» Material provided
— BEGIN —
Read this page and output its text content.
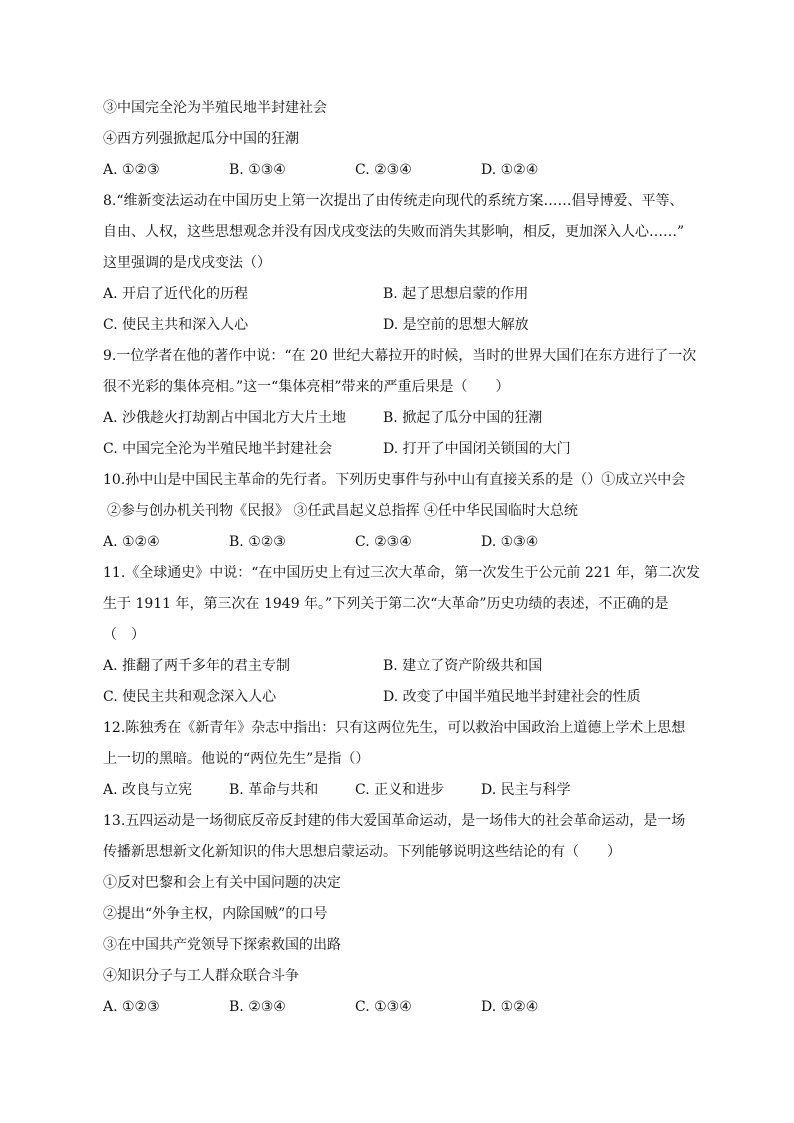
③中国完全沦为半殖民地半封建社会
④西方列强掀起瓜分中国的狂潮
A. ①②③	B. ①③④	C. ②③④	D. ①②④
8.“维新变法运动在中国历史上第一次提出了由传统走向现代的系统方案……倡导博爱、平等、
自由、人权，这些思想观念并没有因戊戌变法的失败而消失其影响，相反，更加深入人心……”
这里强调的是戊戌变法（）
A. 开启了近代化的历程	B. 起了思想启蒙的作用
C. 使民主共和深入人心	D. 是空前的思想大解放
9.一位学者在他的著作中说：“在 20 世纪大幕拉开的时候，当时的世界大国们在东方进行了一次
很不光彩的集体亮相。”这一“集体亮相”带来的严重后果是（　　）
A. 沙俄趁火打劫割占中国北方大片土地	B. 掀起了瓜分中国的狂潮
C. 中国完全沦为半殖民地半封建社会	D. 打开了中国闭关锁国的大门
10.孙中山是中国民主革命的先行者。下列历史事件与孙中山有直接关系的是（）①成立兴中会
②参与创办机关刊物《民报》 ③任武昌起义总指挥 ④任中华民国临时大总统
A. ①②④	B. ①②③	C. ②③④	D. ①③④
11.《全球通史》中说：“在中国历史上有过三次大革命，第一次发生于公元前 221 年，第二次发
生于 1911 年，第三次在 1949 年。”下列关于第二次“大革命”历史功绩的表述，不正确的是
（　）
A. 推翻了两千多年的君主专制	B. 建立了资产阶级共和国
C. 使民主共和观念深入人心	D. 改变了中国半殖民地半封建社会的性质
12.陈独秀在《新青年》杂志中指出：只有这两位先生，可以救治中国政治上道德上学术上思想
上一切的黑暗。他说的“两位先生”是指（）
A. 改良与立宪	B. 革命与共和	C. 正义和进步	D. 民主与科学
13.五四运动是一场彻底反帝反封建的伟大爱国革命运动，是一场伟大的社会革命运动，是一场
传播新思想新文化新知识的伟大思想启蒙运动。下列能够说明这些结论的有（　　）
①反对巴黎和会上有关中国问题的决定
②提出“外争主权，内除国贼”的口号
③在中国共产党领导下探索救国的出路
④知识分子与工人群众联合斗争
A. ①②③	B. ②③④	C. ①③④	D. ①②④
— END —
» Exercise instructions
Pictures don't belong in the copy. Transcribe every record exactly as it appears.

» The completed task
Read this page and output its text content.
③中国完全沦为半殖民地半封建社会
④西方列强掀起瓜分中国的狂潮
A. ①②③	B. ①③④	C. ②③④	D. ①②④
8.“维新变法运动在中国历史上第一次提出了由传统走向现代的系统方案……倡导博爱、平等、
自由、人权，这些思想观念并没有因戊戌变法的失败而消失其影响，相反，更加深入人心……”
这里强调的是戊戌变法（）
A. 开启了近代化的历程	B. 起了思想启蒙的作用
C. 使民主共和深入人心	D. 是空前的思想大解放
9.一位学者在他的著作中说：“在 20 世纪大幕拉开的时候，当时的世界大国们在东方进行了一次
很不光彩的集体亮相。”这一“集体亮相”带来的严重后果是（　　）
A. 沙俄趁火打劫割占中国北方大片土地	B. 掀起了瓜分中国的狂潮
C. 中国完全沦为半殖民地半封建社会	D. 打开了中国闭关锁国的大门
10.孙中山是中国民主革命的先行者。下列历史事件与孙中山有直接关系的是（）①成立兴中会
②参与创办机关刊物《民报》 ③任武昌起义总指挥 ④任中华民国临时大总统
A. ①②④	B. ①②③	C. ②③④	D. ①③④
11.《全球通史》中说：“在中国历史上有过三次大革命，第一次发生于公元前 221 年，第二次发
生于 1911 年，第三次在 1949 年。”下列关于第二次“大革命”历史功绩的表述，不正确的是
（　）
A. 推翻了两千多年的君主专制	B. 建立了资产阶级共和国
C. 使民主共和观念深入人心	D. 改变了中国半殖民地半封建社会的性质
12.陈独秀在《新青年》杂志中指出：只有这两位先生，可以救治中国政治上道德上学术上思想
上一切的黑暗。他说的“两位先生”是指（）
A. 改良与立宪	B. 革命与共和	C. 正义和进步	D. 民主与科学
13.五四运动是一场彻底反帝反封建的伟大爱国革命运动，是一场伟大的社会革命运动，是一场
传播新思想新文化新知识的伟大思想启蒙运动。下列能够说明这些结论的有（　　）
①反对巴黎和会上有关中国问题的决定
②提出“外争主权，内除国贼”的口号
③在中国共产党领导下探索救国的出路
④知识分子与工人群众联合斗争
A. ①②③	B. ②③④	C. ①③④	D. ①②④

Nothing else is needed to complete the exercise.